◆ Set task
Extract every entry word for word.
Start of Given data
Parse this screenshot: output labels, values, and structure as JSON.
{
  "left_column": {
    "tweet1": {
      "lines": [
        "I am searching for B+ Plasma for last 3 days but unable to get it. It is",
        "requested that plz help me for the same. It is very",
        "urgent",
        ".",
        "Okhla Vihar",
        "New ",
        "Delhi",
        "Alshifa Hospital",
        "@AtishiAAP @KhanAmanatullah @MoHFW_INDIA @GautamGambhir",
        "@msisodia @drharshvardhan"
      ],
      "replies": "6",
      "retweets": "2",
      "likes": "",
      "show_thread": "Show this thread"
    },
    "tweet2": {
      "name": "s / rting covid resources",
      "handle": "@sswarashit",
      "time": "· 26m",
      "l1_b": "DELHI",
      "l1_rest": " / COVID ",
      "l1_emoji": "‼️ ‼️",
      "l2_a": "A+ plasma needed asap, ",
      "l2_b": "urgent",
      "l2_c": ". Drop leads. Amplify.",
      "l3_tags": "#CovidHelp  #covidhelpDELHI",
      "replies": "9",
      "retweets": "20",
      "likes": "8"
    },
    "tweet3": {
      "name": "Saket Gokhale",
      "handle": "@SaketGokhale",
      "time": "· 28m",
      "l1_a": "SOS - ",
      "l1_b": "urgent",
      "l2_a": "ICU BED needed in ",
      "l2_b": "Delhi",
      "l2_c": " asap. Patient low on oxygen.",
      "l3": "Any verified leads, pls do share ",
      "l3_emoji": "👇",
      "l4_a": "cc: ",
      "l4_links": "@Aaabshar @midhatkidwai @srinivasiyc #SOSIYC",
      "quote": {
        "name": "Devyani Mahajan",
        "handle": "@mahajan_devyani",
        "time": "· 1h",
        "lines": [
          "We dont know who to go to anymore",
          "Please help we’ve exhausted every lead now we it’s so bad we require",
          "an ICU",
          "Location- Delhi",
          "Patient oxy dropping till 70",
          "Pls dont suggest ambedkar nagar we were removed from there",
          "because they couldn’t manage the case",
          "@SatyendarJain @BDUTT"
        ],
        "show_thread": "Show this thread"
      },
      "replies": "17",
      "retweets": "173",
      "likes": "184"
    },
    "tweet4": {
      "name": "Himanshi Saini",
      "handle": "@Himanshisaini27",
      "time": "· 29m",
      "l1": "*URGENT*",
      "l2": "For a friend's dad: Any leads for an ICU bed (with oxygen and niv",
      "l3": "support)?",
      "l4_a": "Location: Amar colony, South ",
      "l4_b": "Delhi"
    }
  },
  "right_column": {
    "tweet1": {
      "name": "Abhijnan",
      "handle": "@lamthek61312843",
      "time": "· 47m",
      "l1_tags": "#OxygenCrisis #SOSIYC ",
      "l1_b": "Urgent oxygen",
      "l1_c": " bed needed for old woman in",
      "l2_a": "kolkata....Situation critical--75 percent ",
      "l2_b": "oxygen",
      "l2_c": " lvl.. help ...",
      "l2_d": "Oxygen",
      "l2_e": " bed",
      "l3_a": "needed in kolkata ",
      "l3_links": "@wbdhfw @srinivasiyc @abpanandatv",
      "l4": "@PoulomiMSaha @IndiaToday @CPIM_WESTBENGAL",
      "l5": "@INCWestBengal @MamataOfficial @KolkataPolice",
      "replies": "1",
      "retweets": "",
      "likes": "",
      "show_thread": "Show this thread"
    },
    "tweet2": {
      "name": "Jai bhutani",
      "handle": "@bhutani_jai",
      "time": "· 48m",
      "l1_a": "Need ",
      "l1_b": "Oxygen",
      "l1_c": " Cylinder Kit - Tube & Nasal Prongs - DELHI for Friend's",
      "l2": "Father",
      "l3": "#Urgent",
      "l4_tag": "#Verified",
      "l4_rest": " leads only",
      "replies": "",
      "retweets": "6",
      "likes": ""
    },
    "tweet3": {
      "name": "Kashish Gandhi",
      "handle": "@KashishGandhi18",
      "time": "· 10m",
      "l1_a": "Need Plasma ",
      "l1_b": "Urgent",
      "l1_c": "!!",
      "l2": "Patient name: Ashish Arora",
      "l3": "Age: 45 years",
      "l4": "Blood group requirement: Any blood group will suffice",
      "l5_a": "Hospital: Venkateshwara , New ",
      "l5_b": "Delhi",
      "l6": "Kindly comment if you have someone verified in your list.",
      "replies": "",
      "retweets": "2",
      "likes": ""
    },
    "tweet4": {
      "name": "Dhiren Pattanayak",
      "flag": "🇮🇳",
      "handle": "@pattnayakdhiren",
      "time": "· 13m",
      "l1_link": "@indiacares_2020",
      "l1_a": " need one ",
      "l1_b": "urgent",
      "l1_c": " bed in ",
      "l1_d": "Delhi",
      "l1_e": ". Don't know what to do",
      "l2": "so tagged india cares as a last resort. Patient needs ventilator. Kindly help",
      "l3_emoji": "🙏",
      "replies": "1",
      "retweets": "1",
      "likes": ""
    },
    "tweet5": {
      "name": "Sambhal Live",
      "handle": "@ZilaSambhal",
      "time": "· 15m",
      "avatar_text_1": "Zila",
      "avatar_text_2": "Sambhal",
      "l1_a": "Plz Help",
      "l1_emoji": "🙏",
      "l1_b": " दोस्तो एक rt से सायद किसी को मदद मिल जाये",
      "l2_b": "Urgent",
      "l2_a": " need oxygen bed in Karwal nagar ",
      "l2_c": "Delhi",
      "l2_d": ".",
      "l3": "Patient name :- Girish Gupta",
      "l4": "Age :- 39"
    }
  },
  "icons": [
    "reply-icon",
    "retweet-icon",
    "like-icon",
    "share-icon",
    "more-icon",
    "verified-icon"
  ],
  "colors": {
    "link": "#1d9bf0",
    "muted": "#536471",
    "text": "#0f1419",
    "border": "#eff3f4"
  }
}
End of Given data
◆ Completed task
Parse this screenshot: output labels, values, and structure as JSON.
{
  "left_column": {
    "tweet1": {
      "lines": [
        "I am searching for B+ Plasma for last 3 days but unable to get it. It is",
        "requested that plz help me for the same. It is very",
        "urgent",
        ".",
        "Okhla Vihar",
        "New ",
        "Delhi",
        "Alshifa Hospital",
        "@AtishiAAP @KhanAmanatullah @MoHFW_INDIA @GautamGambhir",
        "@msisodia @drharshvardhan"
      ],
      "replies": "6",
      "retweets": "2",
      "likes": "",
      "show_thread": "Show this thread"
    },
    "tweet2": {
      "name": "s / rting covid resources",
      "handle": "@sswarashit",
      "time": "· 26m",
      "l1_b": "DELHI",
      "l1_rest": " / COVID ",
      "l1_emoji": "‼️ ‼️",
      "l2_a": "A+ plasma needed asap, ",
      "l2_b": "urgent",
      "l2_c": ". Drop leads. Amplify.",
      "l3_tags": "#CovidHelp  #covidhelpDELHI",
      "replies": "9",
      "retweets": "20",
      "likes": "8"
    },
    "tweet3": {
      "name": "Saket Gokhale",
      "handle": "@SaketGokhale",
      "time": "· 28m",
      "l1_a": "SOS - ",
      "l1_b": "urgent",
      "l2_a": "ICU BED needed in ",
      "l2_b": "Delhi",
      "l2_c": " asap. Patient low on oxygen.",
      "l3": "Any verified leads, pls do share ",
      "l3_emoji": "👇",
      "l4_a": "cc: ",
      "l4_links": "@Aaabshar @midhatkidwai @srinivasiyc #SOSIYC",
      "quote": {
        "name": "Devyani Mahajan",
        "handle": "@mahajan_devyani",
        "time": "· 1h",
        "lines": [
          "We dont know who to go to anymore",
          "Please help we’ve exhausted every lead now we it’s so bad we require",
          "an ICU",
          "Location- Delhi",
          "Patient oxy dropping till 70",
          "Pls dont suggest ambedkar nagar we were removed from there",
          "because they couldn’t manage the case",
          "@SatyendarJain @BDUTT"
        ],
        "show_thread": "Show this thread"
      },
      "replies": "17",
      "retweets": "173",
      "likes": "184"
    },
    "tweet4": {
      "name": "Himanshi Saini",
      "handle": "@Himanshisaini27",
      "time": "· 29m",
      "l1": "*URGENT*",
      "l2": "For a friend's dad: Any leads for an ICU bed (with oxygen and niv",
      "l3": "support)?",
      "l4_a": "Location: Amar colony, South ",
      "l4_b": "Delhi"
    }
  },
  "right_column": {
    "tweet1": {
      "name": "Abhijnan",
      "handle": "@lamthek61312843",
      "time": "· 47m",
      "l1_tags": "#OxygenCrisis #SOSIYC ",
      "l1_b": "Urgent oxygen",
      "l1_c": " bed needed for old woman in",
      "l2_a": "kolkata....Situation critical--75 percent ",
      "l2_b": "oxygen",
      "l2_c": " lvl.. help ...",
      "l2_d": "Oxygen",
      "l2_e": " bed",
      "l3_a": "needed in kolkata ",
      "l3_links": "@wbdhfw @srinivasiyc @abpanandatv",
      "l4": "@PoulomiMSaha @IndiaToday @CPIM_WESTBENGAL",
      "l5": "@INCWestBengal @MamataOfficial @KolkataPolice",
      "replies": "1",
      "retweets": "",
      "likes": "",
      "show_thread": "Show this thread"
    },
    "tweet2": {
      "name": "Jai bhutani",
      "handle": "@bhutani_jai",
      "time": "· 48m",
      "l1_a": "Need ",
      "l1_b": "Oxygen",
      "l1_c": " Cylinder Kit - Tube & Nasal Prongs - DELHI for Friend's",
      "l2": "Father",
      "l3": "#Urgent",
      "l4_tag": "#Verified",
      "l4_rest": " leads only",
      "replies": "",
      "retweets": "6",
      "likes": ""
    },
    "tweet3": {
      "name": "Kashish Gandhi",
      "handle": "@KashishGandhi18",
      "time": "· 10m",
      "l1_a": "Need Plasma ",
      "l1_b": "Urgent",
      "l1_c": "!!",
      "l2": "Patient name: Ashish Arora",
      "l3": "Age: 45 years",
      "l4": "Blood group requirement: Any blood group will suffice",
      "l5_a": "Hospital: Venkateshwara , New ",
      "l5_b": "Delhi",
      "l6": "Kindly comment if you have someone verified in your list.",
      "replies": "",
      "retweets": "2",
      "likes": ""
    },
    "tweet4": {
      "name": "Dhiren Pattanayak",
      "flag": "🇮🇳",
      "handle": "@pattnayakdhiren",
      "time": "· 13m",
      "l1_link": "@indiacares_2020",
      "l1_a": " need one ",
      "l1_b": "urgent",
      "l1_c": " bed in ",
      "l1_d": "Delhi",
      "l1_e": ". Don't know what to do",
      "l2": "so tagged india cares as a last resort. Patient needs ventilator. Kindly help",
      "l3_emoji": "🙏",
      "replies": "1",
      "retweets": "1",
      "likes": ""
    },
    "tweet5": {
      "name": "Sambhal Live",
      "handle": "@ZilaSambhal",
      "time": "· 15m",
      "avatar_text_1": "Zila",
      "avatar_text_2": "Sambhal",
      "l1_a": "Plz Help",
      "l1_emoji": "🙏",
      "l1_b": " दोस्तो एक rt से सायद किसी को मदद मिल जाये",
      "l2_b": "Urgent",
      "l2_a": " need oxygen bed in Karwal nagar ",
      "l2_c": "Delhi",
      "l2_d": ".",
      "l3": "Patient name :- Girish Gupta",
      "l4": "Age :- 39"
    }
  },
  "icons": [
    "reply-icon",
    "retweet-icon",
    "like-icon",
    "share-icon",
    "more-icon",
    "verified-icon"
  ],
  "colors": {
    "link": "#1d9bf0",
    "muted": "#536471",
    "text": "#0f1419",
    "border": "#eff3f4"
  }
}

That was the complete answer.